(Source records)
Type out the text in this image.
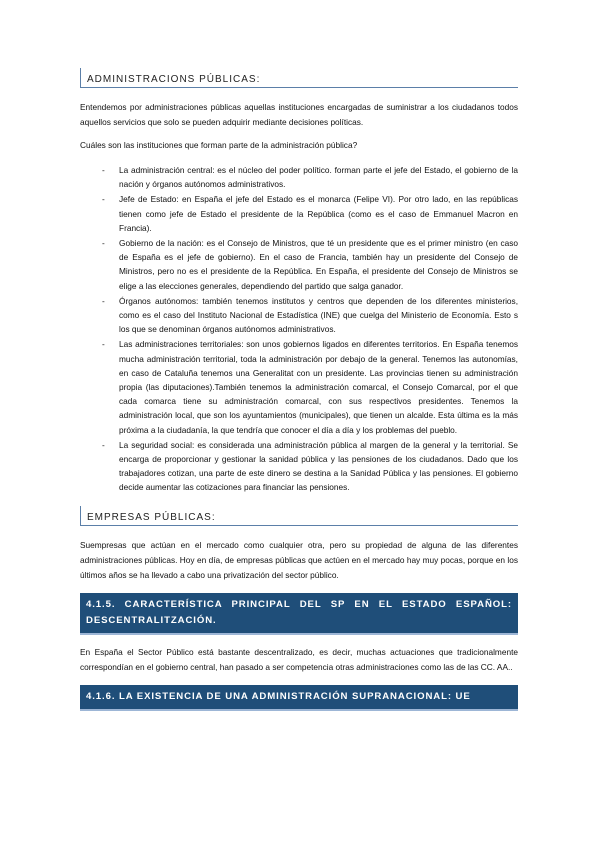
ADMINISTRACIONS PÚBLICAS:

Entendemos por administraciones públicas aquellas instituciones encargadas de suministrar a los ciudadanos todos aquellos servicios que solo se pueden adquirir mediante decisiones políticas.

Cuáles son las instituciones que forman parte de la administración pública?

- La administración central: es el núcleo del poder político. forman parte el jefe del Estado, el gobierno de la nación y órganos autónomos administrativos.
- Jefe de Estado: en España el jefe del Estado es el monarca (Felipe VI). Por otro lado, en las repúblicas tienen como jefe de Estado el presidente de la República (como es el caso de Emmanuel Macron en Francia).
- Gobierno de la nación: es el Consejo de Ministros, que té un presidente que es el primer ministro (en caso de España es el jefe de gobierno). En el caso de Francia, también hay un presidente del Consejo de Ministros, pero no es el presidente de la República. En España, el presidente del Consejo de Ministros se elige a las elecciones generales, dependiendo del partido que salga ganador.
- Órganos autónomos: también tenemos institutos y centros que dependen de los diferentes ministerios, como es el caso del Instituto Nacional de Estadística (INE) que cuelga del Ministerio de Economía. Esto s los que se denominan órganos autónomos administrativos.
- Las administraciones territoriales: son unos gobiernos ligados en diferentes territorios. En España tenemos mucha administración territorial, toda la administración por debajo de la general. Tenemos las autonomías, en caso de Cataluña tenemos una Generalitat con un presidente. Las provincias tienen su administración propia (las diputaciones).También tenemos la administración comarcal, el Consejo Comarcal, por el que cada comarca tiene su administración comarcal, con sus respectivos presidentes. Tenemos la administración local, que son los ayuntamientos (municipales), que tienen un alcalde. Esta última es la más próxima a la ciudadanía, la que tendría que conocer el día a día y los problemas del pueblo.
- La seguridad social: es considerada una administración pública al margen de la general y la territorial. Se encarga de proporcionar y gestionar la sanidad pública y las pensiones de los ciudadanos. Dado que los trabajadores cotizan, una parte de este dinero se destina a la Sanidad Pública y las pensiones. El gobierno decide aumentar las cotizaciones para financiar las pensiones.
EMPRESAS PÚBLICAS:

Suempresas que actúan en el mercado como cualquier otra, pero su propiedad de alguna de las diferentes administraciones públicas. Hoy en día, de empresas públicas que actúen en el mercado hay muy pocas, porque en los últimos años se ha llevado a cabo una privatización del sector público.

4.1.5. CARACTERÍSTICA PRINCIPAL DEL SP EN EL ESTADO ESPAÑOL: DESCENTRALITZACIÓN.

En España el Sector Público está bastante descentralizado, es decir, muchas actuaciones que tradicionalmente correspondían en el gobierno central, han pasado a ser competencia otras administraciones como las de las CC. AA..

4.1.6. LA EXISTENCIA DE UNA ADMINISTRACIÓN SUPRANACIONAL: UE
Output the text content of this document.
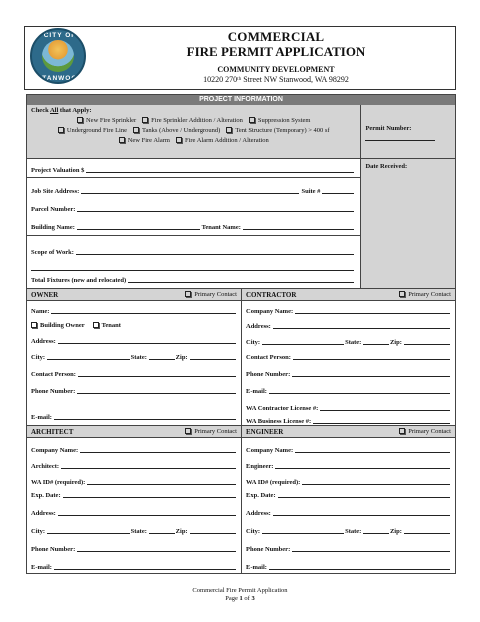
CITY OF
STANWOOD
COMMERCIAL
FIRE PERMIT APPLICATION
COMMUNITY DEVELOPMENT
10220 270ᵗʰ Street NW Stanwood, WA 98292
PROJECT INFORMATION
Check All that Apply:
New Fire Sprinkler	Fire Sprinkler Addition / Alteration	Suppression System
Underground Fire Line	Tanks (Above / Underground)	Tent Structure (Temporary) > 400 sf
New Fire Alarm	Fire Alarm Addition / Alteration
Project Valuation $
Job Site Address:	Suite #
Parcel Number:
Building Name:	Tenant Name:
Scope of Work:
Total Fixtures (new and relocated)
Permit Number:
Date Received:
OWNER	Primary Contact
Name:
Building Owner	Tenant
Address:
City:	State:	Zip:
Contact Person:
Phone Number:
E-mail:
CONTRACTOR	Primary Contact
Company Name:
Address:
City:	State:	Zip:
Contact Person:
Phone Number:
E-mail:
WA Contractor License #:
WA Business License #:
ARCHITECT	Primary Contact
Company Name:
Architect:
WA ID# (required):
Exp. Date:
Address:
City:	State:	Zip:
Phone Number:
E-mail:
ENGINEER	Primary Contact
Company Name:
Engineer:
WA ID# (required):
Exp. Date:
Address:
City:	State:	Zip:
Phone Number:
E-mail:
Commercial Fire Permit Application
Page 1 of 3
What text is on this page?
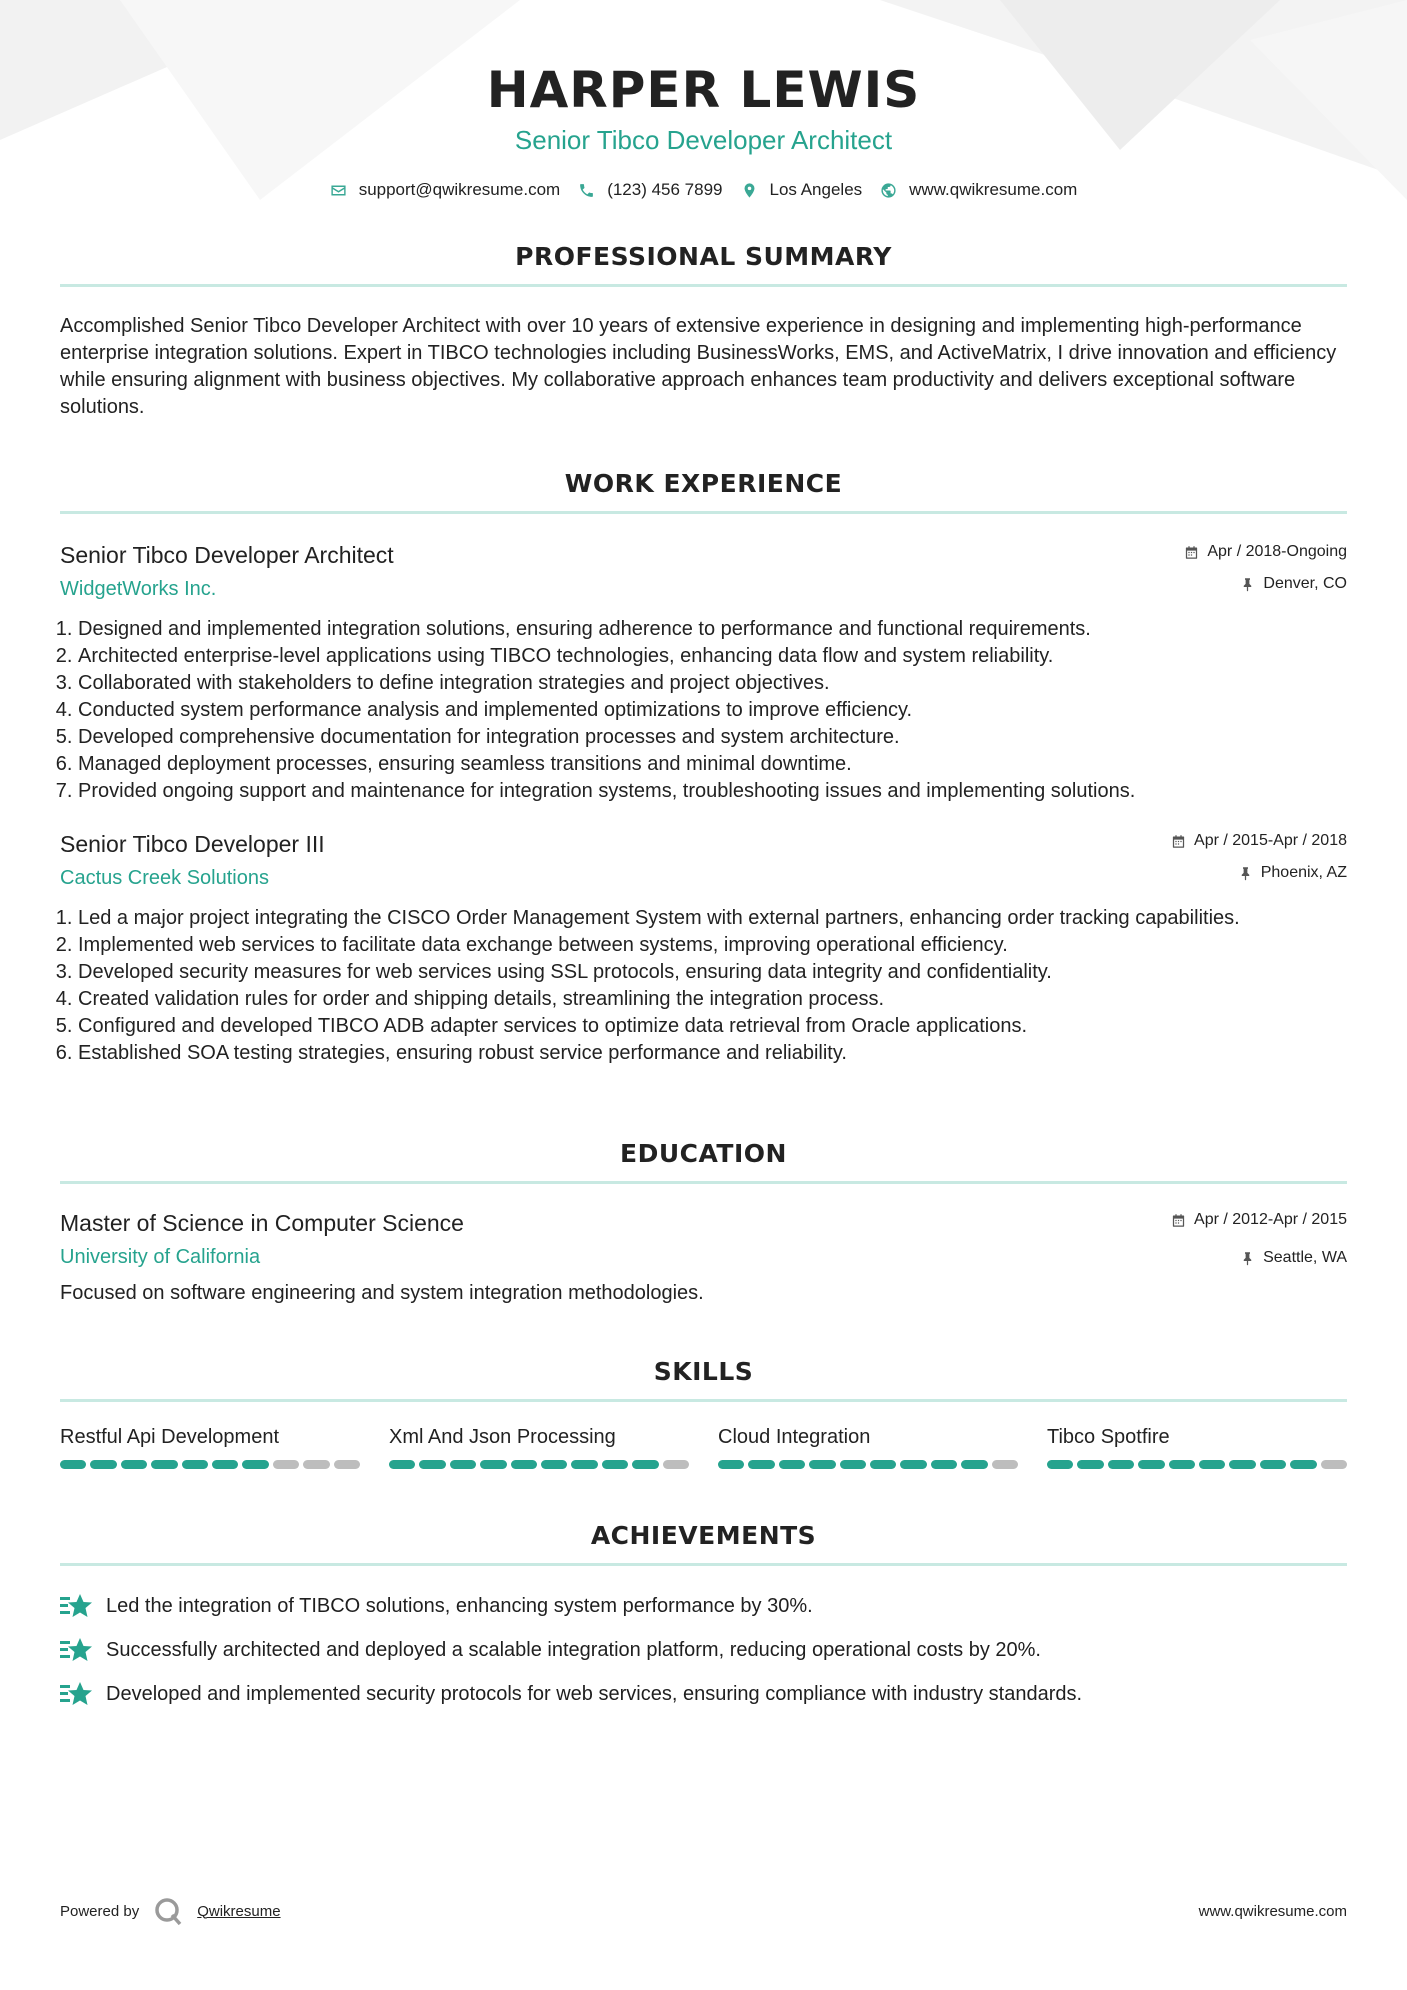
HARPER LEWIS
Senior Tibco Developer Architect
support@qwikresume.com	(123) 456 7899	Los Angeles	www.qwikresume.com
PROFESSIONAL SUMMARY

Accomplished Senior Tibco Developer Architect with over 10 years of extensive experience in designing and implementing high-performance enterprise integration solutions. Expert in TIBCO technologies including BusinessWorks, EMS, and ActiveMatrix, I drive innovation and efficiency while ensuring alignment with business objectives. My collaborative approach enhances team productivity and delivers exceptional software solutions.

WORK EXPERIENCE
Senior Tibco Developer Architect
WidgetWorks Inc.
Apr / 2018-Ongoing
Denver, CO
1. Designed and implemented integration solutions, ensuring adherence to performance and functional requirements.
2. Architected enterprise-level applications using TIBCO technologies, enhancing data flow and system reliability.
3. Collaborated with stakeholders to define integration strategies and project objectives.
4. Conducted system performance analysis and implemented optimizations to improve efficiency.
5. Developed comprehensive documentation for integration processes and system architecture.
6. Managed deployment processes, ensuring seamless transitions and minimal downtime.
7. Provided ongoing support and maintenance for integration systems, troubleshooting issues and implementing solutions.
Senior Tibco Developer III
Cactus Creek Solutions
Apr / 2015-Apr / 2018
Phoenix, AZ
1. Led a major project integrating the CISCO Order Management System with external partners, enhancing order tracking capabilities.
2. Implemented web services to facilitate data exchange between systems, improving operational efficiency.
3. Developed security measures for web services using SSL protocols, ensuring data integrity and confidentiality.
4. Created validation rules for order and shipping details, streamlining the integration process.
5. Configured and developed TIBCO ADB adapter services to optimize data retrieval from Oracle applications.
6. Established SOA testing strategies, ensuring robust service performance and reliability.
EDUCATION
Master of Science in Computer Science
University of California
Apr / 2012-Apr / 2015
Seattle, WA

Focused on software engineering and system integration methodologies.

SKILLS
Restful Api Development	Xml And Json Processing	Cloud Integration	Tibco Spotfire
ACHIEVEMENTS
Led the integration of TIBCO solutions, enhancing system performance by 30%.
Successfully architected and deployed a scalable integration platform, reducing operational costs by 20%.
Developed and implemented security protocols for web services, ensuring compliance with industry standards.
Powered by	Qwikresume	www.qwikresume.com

What you will do |
Pull out every line containing "with".

Answer |
Accomplished Senior Tibco Developer Architect with over 10 years of extensive experience in designing and implementing high-performance enterprise integration solutions. Expert in TIBCO technologies including BusinessWorks, EMS, and ActiveMatrix, I drive innovation and efficiency while ensuring alignment with business objectives. My collaborative approach enhances team productivity and delivers exceptional software solutions.
3. Collaborated with stakeholders to define integration strategies and project objectives.
1. Led a major project integrating the CISCO Order Management System with external partners, enhancing order tracking capabilities.
Developed and implemented security protocols for web services, ensuring compliance with industry standards.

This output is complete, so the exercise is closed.